◆ **WHAT TO WORK ON**
Set all the material down again unchanged, without the pictures.

◆ **INFORMATION GIVEN**

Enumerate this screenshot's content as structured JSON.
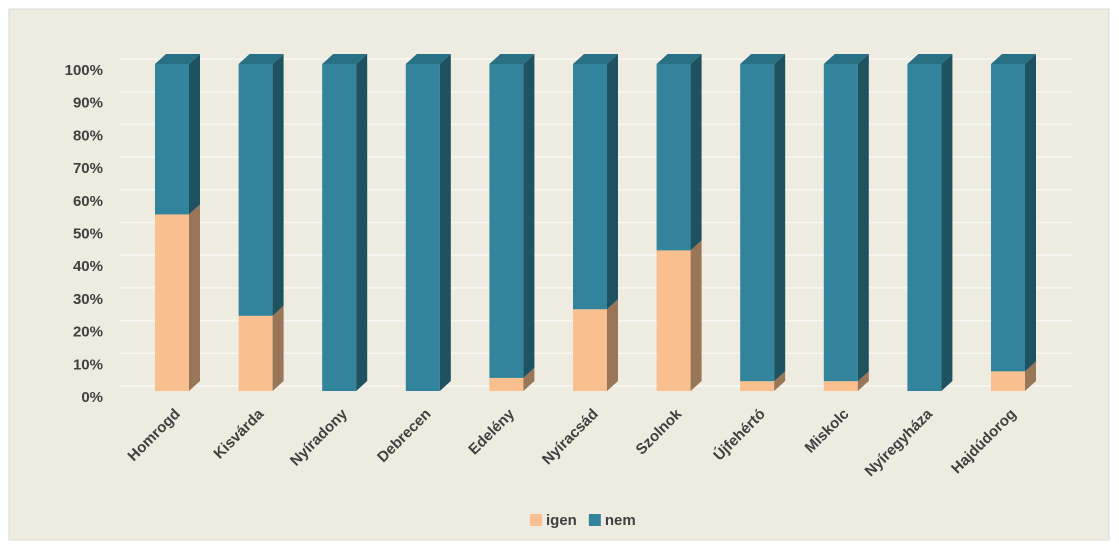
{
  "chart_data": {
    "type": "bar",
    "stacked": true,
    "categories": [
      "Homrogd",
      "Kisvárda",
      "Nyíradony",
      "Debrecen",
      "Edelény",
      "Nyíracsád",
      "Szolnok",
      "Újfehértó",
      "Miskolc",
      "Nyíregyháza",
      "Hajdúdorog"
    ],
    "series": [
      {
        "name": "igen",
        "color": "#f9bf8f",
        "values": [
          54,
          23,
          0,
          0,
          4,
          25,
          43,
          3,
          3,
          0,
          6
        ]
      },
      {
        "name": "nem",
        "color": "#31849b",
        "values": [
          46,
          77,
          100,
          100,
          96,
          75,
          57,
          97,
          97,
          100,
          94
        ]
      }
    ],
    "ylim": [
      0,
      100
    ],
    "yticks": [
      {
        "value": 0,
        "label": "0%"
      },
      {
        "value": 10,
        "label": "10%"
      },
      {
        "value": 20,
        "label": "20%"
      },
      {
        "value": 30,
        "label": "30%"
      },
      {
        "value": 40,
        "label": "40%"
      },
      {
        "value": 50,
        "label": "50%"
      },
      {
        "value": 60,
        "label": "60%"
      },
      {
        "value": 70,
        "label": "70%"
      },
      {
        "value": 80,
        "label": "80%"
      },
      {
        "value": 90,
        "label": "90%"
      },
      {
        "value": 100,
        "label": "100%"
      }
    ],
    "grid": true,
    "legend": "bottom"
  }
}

◆ **WORKED ANSWER**
Enumerate this screenshot's content as structured JSON.
{
  "chart_data": {
    "type": "bar",
    "stacked": true,
    "categories": [
      "Homrogd",
      "Kisvárda",
      "Nyíradony",
      "Debrecen",
      "Edelény",
      "Nyíracsád",
      "Szolnok",
      "Újfehértó",
      "Miskolc",
      "Nyíregyháza",
      "Hajdúdorog"
    ],
    "series": [
      {
        "name": "igen",
        "color": "#f9bf8f",
        "values": [
          54,
          23,
          0,
          0,
          4,
          25,
          43,
          3,
          3,
          0,
          6
        ]
      },
      {
        "name": "nem",
        "color": "#31849b",
        "values": [
          46,
          77,
          100,
          100,
          96,
          75,
          57,
          97,
          97,
          100,
          94
        ]
      }
    ],
    "ylim": [
      0,
      100
    ],
    "yticks": [
      {
        "value": 0,
        "label": "0%"
      },
      {
        "value": 10,
        "label": "10%"
      },
      {
        "value": 20,
        "label": "20%"
      },
      {
        "value": 30,
        "label": "30%"
      },
      {
        "value": 40,
        "label": "40%"
      },
      {
        "value": 50,
        "label": "50%"
      },
      {
        "value": 60,
        "label": "60%"
      },
      {
        "value": 70,
        "label": "70%"
      },
      {
        "value": 80,
        "label": "80%"
      },
      {
        "value": 90,
        "label": "90%"
      },
      {
        "value": 100,
        "label": "100%"
      }
    ],
    "grid": true,
    "legend": "bottom"
  }
}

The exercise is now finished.